+++ Supplied entries +++
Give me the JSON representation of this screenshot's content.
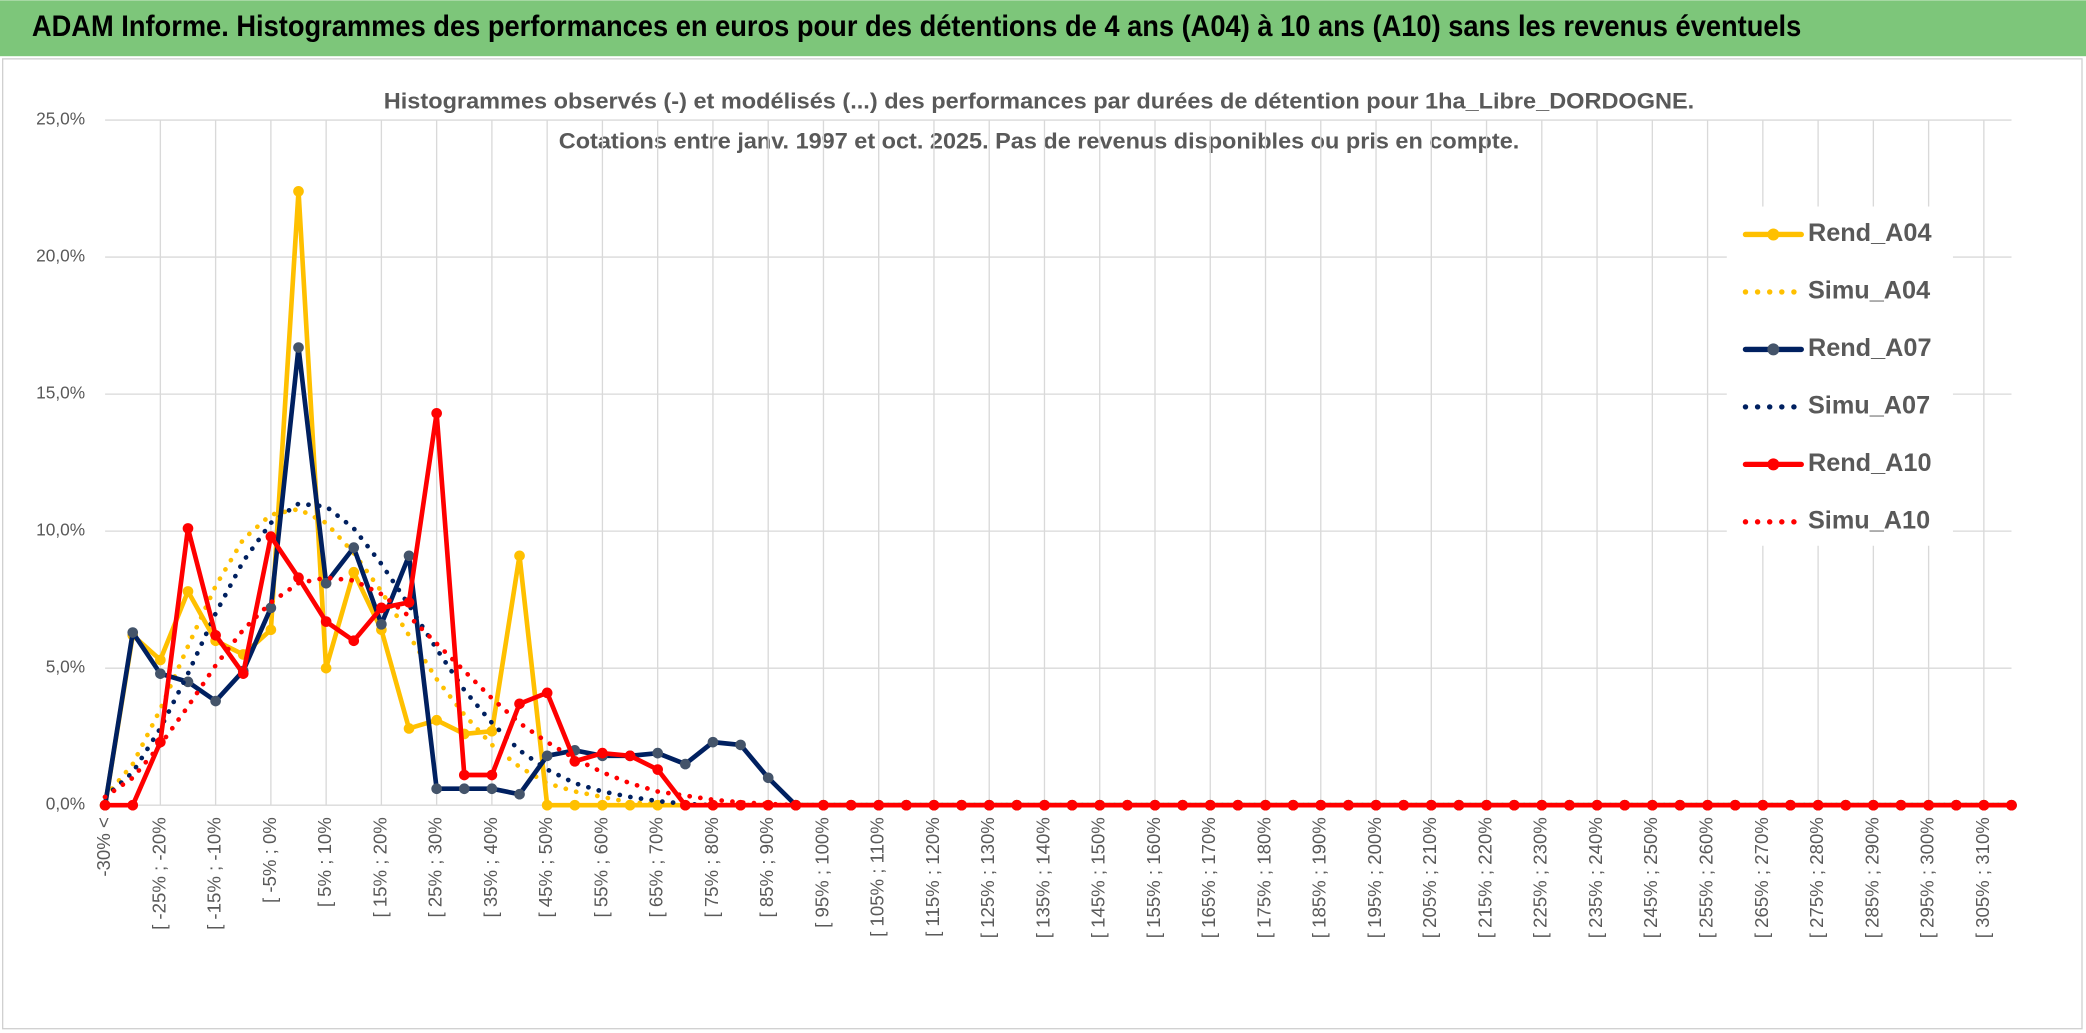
{
  "chart_data": {
    "type": "line",
    "title": "ADAM Informe. Histogrammes des performances en euros pour des détentions de 4 ans (A04) à 10 ans (A10) sans les revenus éventuels",
    "subtitle": [
      "Histogrammes observés (-) et modélisés (...) des performances par durées de détention pour 1ha_Libre_DORDOGNE.",
      "Cotations entre janv. 1997 et oct. 2025. Pas de revenus disponibles ou pris en compte."
    ],
    "categories": [
      "-30% <",
      null,
      "[ -25% ; -20%",
      null,
      "[ -15% ; -10%",
      null,
      "[ -5% ; 0%",
      null,
      "[ 5% ; 10%",
      null,
      "[ 15% ; 20%",
      null,
      "[ 25% ; 30%",
      null,
      "[ 35% ; 40%",
      null,
      "[ 45% ; 50%",
      null,
      "[ 55% ; 60%",
      null,
      "[ 65% ; 70%",
      null,
      "[ 75% ; 80%",
      null,
      "[ 85% ; 90%",
      null,
      "[ 95% ; 100%",
      null,
      "[ 105% ; 110%",
      null,
      "[ 115% ; 120%",
      null,
      "[ 125% ; 130%",
      null,
      "[ 135% ; 140%",
      null,
      "[ 145% ; 150%",
      null,
      "[ 155% ; 160%",
      null,
      "[ 165% ; 170%",
      null,
      "[ 175% ; 180%",
      null,
      "[ 185% ; 190%",
      null,
      "[ 195% ; 200%",
      null,
      "[ 205% ; 210%",
      null,
      "[ 215% ; 220%",
      null,
      "[ 225% ; 230%",
      null,
      "[ 235% ; 240%",
      null,
      "[ 245% ; 250%",
      null,
      "[ 255% ; 260%",
      null,
      "[ 265% ; 270%",
      null,
      "[ 275% ; 280%",
      null,
      "[ 285% ; 290%",
      null,
      "[ 295% ; 300%",
      null,
      "[ 305% ; 310%",
      null
    ],
    "series": [
      {
        "name": "Rend_A04",
        "color": "#FFC000",
        "style": "solid",
        "values": [
          0,
          6.2,
          5.3,
          7.8,
          6.0,
          5.5,
          6.4,
          22.4,
          5.0,
          8.5,
          6.4,
          2.8,
          3.1,
          2.6,
          2.7,
          9.1,
          0,
          0,
          0,
          0,
          0,
          0,
          0,
          0,
          0,
          0,
          0,
          0,
          0,
          0,
          0,
          0,
          0,
          0,
          0,
          0,
          0,
          0,
          0,
          0,
          0,
          0,
          0,
          0,
          0,
          0,
          0,
          0,
          0,
          0,
          0,
          0,
          0,
          0,
          0,
          0,
          0,
          0,
          0,
          0,
          0,
          0,
          0,
          0,
          0,
          0,
          0,
          0,
          0,
          0
        ]
      },
      {
        "name": "Simu_A04",
        "color": "#FFC000",
        "style": "dotted",
        "values": [
          0.3,
          1.5,
          3.5,
          5.8,
          8.0,
          9.7,
          10.6,
          10.8,
          10.3,
          9.2,
          7.8,
          6.2,
          4.6,
          3.3,
          2.2,
          1.4,
          0.8,
          0.5,
          0.3,
          0.1,
          0.05,
          0,
          0,
          0,
          0,
          0,
          0,
          0,
          0,
          0,
          0,
          0,
          0,
          0,
          0,
          0,
          0,
          0,
          0,
          0,
          0,
          0,
          0,
          0,
          0,
          0,
          0,
          0,
          0,
          0,
          0,
          0,
          0,
          0,
          0,
          0,
          0,
          0,
          0,
          0,
          0,
          0,
          0,
          0,
          0,
          0,
          0,
          0,
          0,
          0
        ]
      },
      {
        "name": "Rend_A07",
        "color": "#002060",
        "marker": "#44546A",
        "style": "solid",
        "values": [
          0,
          6.3,
          4.8,
          4.5,
          3.8,
          4.9,
          7.2,
          16.7,
          8.1,
          9.4,
          6.6,
          9.1,
          0.6,
          0.6,
          0.6,
          0.4,
          1.8,
          2.0,
          1.8,
          1.8,
          1.9,
          1.5,
          2.3,
          2.2,
          1.0,
          0,
          0,
          0,
          0,
          0,
          0,
          0,
          0,
          0,
          0,
          0,
          0,
          0,
          0,
          0,
          0,
          0,
          0,
          0,
          0,
          0,
          0,
          0,
          0,
          0,
          0,
          0,
          0,
          0,
          0,
          0,
          0,
          0,
          0,
          0,
          0,
          0,
          0,
          0,
          0,
          0,
          0,
          0,
          0,
          0
        ]
      },
      {
        "name": "Simu_A07",
        "color": "#002060",
        "style": "dotted",
        "values": [
          0.3,
          1.2,
          2.8,
          4.8,
          7.0,
          8.9,
          10.3,
          11.0,
          10.9,
          10.1,
          8.8,
          7.3,
          5.7,
          4.2,
          3.0,
          2.0,
          1.3,
          0.8,
          0.5,
          0.3,
          0.15,
          0.05,
          0,
          0,
          0,
          0,
          0,
          0,
          0,
          0,
          0,
          0,
          0,
          0,
          0,
          0,
          0,
          0,
          0,
          0,
          0,
          0,
          0,
          0,
          0,
          0,
          0,
          0,
          0,
          0,
          0,
          0,
          0,
          0,
          0,
          0,
          0,
          0,
          0,
          0,
          0,
          0,
          0,
          0,
          0,
          0,
          0,
          0,
          0,
          0
        ]
      },
      {
        "name": "Rend_A10",
        "color": "#FF0000",
        "style": "solid",
        "values": [
          0,
          0,
          2.3,
          10.1,
          6.2,
          4.8,
          9.8,
          8.3,
          6.7,
          6.0,
          7.2,
          7.4,
          14.3,
          1.1,
          1.1,
          3.7,
          4.1,
          1.6,
          1.9,
          1.8,
          1.3,
          0,
          0,
          0,
          0,
          0,
          0,
          0,
          0,
          0,
          0,
          0,
          0,
          0,
          0,
          0,
          0,
          0,
          0,
          0,
          0,
          0,
          0,
          0,
          0,
          0,
          0,
          0,
          0,
          0,
          0,
          0,
          0,
          0,
          0,
          0,
          0,
          0,
          0,
          0,
          0,
          0,
          0,
          0,
          0,
          0,
          0,
          0,
          0,
          0
        ]
      },
      {
        "name": "Simu_A10",
        "color": "#FF0000",
        "style": "dotted",
        "values": [
          0.3,
          1.0,
          2.2,
          3.6,
          5.1,
          6.4,
          7.4,
          8.1,
          8.3,
          8.2,
          7.7,
          6.9,
          5.9,
          4.9,
          3.9,
          3.0,
          2.3,
          1.7,
          1.2,
          0.8,
          0.5,
          0.35,
          0.2,
          0.1,
          0.05,
          0,
          0,
          0,
          0,
          0,
          0,
          0,
          0,
          0,
          0,
          0,
          0,
          0,
          0,
          0,
          0,
          0,
          0,
          0,
          0,
          0,
          0,
          0,
          0,
          0,
          0,
          0,
          0,
          0,
          0,
          0,
          0,
          0,
          0,
          0,
          0,
          0,
          0,
          0,
          0,
          0,
          0,
          0,
          0,
          0
        ]
      }
    ],
    "ylim": [
      0,
      25
    ],
    "yticks": [
      {
        "value": 0,
        "label": "0,0%"
      },
      {
        "value": 5,
        "label": "5,0%"
      },
      {
        "value": 10,
        "label": "10,0%"
      },
      {
        "value": 15,
        "label": "15,0%"
      },
      {
        "value": 20,
        "label": "20,0%"
      },
      {
        "value": 25,
        "label": "25,0%"
      }
    ],
    "grid": true,
    "legend": "right"
  }
}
+++
Task directions> Locate all lines in the listing above with the word "name" and copy them.

Answer to the problem>
        "name": "Rend_A04",
        "name": "Simu_A04",
        "name": "Rend_A07",
        "name": "Simu_A07",
        "name": "Rend_A10",
        "name": "Simu_A10",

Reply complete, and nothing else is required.